PROBLEM:
Write out each line in which the string "JSON" is present.

Entries from a visual dataset:
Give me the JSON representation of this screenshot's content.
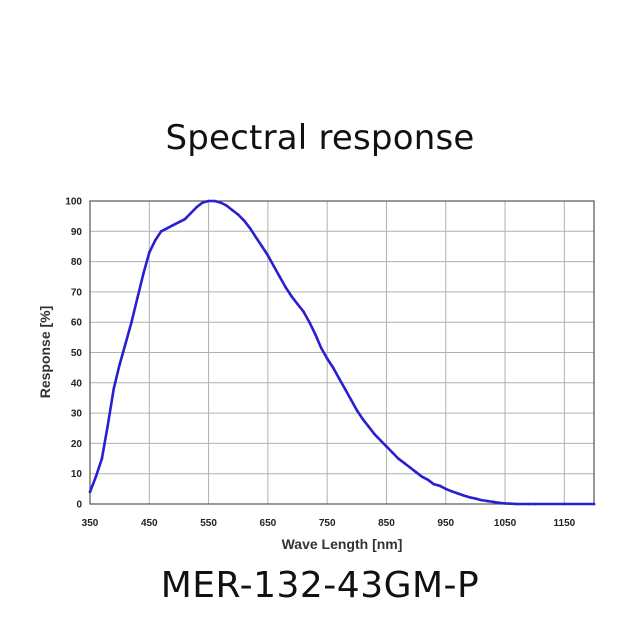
{
  "title": "Spectral response",
  "model": "MER-132-43GM-P",
  "colors": {
    "line": "#2a1fd0",
    "grid": "#b0b0b0",
    "axis": "#555555"
  },
  "chart_data": {
    "type": "line",
    "xlabel": "Wave Length [nm]",
    "ylabel": "Response [%]",
    "xlim": [
      350,
      1200
    ],
    "ylim": [
      0,
      100
    ],
    "x_ticks": [
      350,
      450,
      550,
      650,
      750,
      850,
      950,
      1050,
      1150
    ],
    "y_ticks": [
      0,
      10,
      20,
      30,
      40,
      50,
      60,
      70,
      80,
      90,
      100
    ],
    "grid": true,
    "series": [
      {
        "x": [
          350,
          360,
          370,
          380,
          390,
          400,
          410,
          420,
          430,
          440,
          450,
          460,
          470,
          480,
          490,
          500,
          510,
          520,
          530,
          540,
          550,
          560,
          570,
          580,
          590,
          600,
          610,
          620,
          630,
          640,
          650,
          660,
          670,
          680,
          690,
          700,
          710,
          720,
          730,
          740,
          750,
          760,
          770,
          780,
          790,
          800,
          810,
          820,
          830,
          840,
          850,
          860,
          870,
          880,
          890,
          900,
          910,
          920,
          930,
          940,
          950,
          960,
          970,
          980,
          990,
          1000,
          1010,
          1020,
          1030,
          1040,
          1050,
          1060,
          1070,
          1080,
          1090,
          1100,
          1150,
          1200
        ],
        "values": [
          4,
          9,
          15,
          26,
          38,
          46,
          53,
          60,
          68,
          76,
          83,
          87,
          90,
          91,
          92,
          93,
          94,
          96,
          98,
          99.5,
          100,
          100,
          99.5,
          98.5,
          97,
          95.5,
          93.5,
          91,
          88,
          85,
          82,
          78.5,
          75,
          71.5,
          68.5,
          66,
          63.5,
          60,
          56,
          51.5,
          48,
          45,
          41.5,
          38,
          34.5,
          31,
          28,
          25.5,
          23,
          21,
          19,
          17,
          15,
          13.5,
          12,
          10.5,
          9,
          8,
          6.5,
          6,
          5,
          4.2,
          3.5,
          2.8,
          2.2,
          1.8,
          1.3,
          1,
          0.7,
          0.4,
          0.2,
          0.1,
          0,
          0,
          0,
          0,
          0,
          0
        ]
      }
    ]
  }
}
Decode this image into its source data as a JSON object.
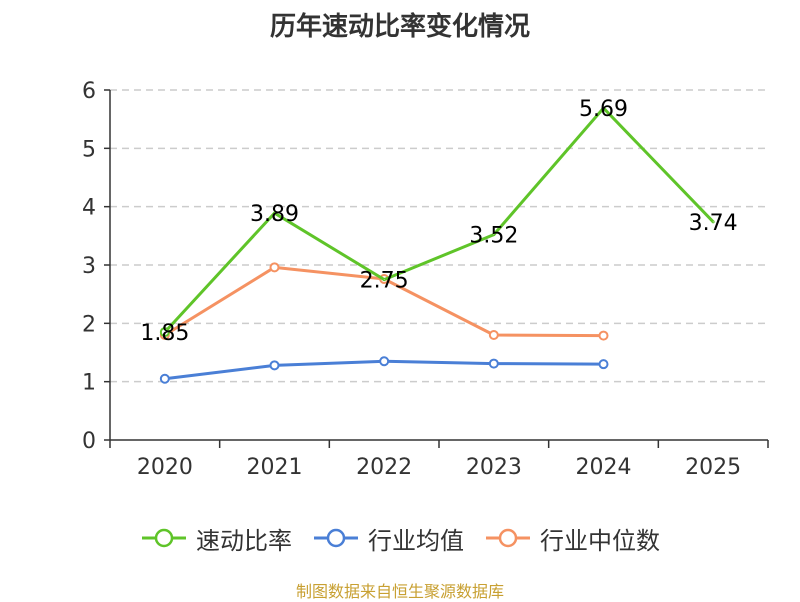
{
  "chart_data": {
    "type": "line",
    "title": "历年速动比率变化情况",
    "categories": [
      "2020",
      "2021",
      "2022",
      "2023",
      "2024",
      "2025"
    ],
    "ylim": [
      0,
      6
    ],
    "yticks": [
      "0",
      "1",
      "2",
      "3",
      "4",
      "5",
      "6"
    ],
    "grid": true,
    "legend_position": "bottom",
    "series": [
      {
        "name": "速动比率",
        "color": "#5fc429",
        "values": [
          1.85,
          3.89,
          2.75,
          3.52,
          5.69,
          3.74
        ],
        "labels": [
          "1.85",
          "3.89",
          "2.75",
          "3.52",
          "5.69",
          "3.74"
        ]
      },
      {
        "name": "行业均值",
        "color": "#4a7fd6",
        "values": [
          1.05,
          1.28,
          1.35,
          1.31,
          1.3,
          null
        ]
      },
      {
        "name": "行业中位数",
        "color": "#f59262",
        "values": [
          1.8,
          2.96,
          2.76,
          1.8,
          1.79,
          null
        ]
      }
    ],
    "source": "制图数据来自恒生聚源数据库"
  }
}
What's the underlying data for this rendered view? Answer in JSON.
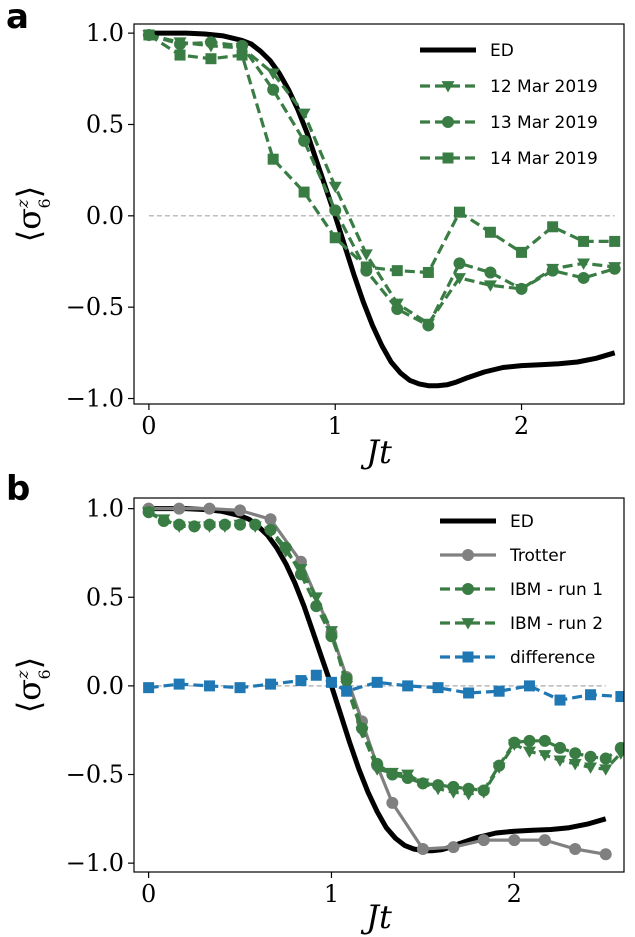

FINAL ANSWER:
Give me the JSON representation of this screenshot's content.
Decode this image into its source data as a JSON object.
What's the underlying data for this rendered view? Answer in JSON.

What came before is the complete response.